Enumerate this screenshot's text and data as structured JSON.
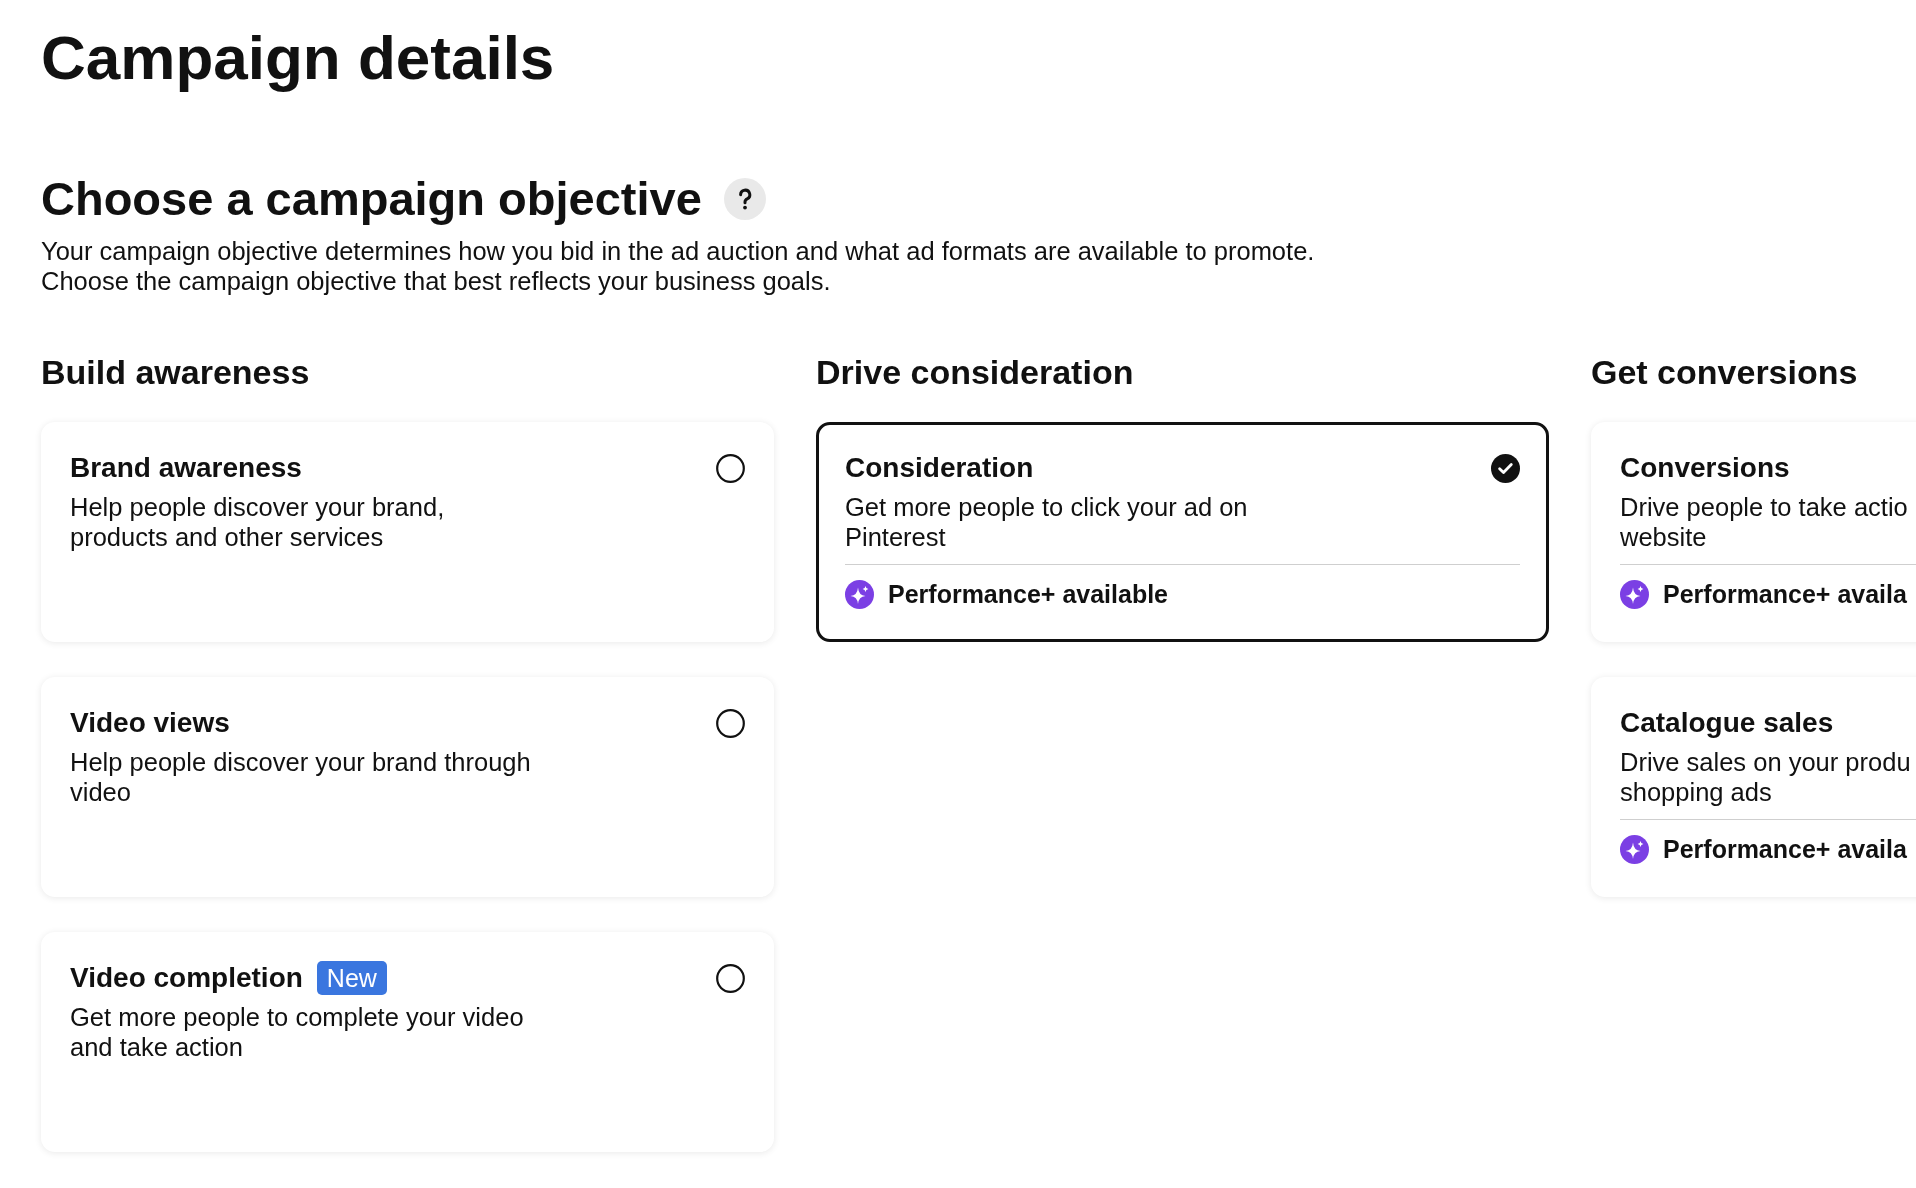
{
  "page": {
    "title": "Campaign details"
  },
  "objective": {
    "heading": "Choose a campaign objective",
    "description": [
      "Your campaign objective determines how you bid in the ad auction and what ad formats are available to promote.",
      "Choose the campaign objective that best reflects your business goals."
    ]
  },
  "columns": [
    {
      "heading": "Build awareness",
      "cards": [
        {
          "title": "Brand awareness",
          "description": [
            "Help people discover your brand,",
            "products and other services"
          ],
          "selected": false
        },
        {
          "title": "Video views",
          "description": [
            "Help people discover your brand through",
            "video"
          ],
          "selected": false
        },
        {
          "title": "Video completion",
          "badge": "New",
          "description": [
            "Get more people to complete your video",
            "and take action"
          ],
          "selected": false
        }
      ]
    },
    {
      "heading": "Drive consideration",
      "cards": [
        {
          "title": "Consideration",
          "description": [
            "Get more people to click your ad on",
            "Pinterest"
          ],
          "selected": true,
          "feature": "Performance+ available"
        }
      ]
    },
    {
      "heading": "Get conversions",
      "cards": [
        {
          "title": "Conversions",
          "description": [
            "Drive people to take actio",
            "website"
          ],
          "feature": "Performance+ availa"
        },
        {
          "title": "Catalogue sales",
          "description": [
            "Drive sales on your produ",
            "shopping ads"
          ],
          "feature": "Performance+ availa"
        }
      ]
    }
  ]
}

----------

TASK INSTRUCTIONS:
Gather each line of the records holding the string "people".

REPLY TO THE EXERCISE:
            "Help people discover your brand,",
            "Help people discover your brand through",
            "Get more people to complete your video",
            "Get more people to click your ad on",
            "Drive people to take actio",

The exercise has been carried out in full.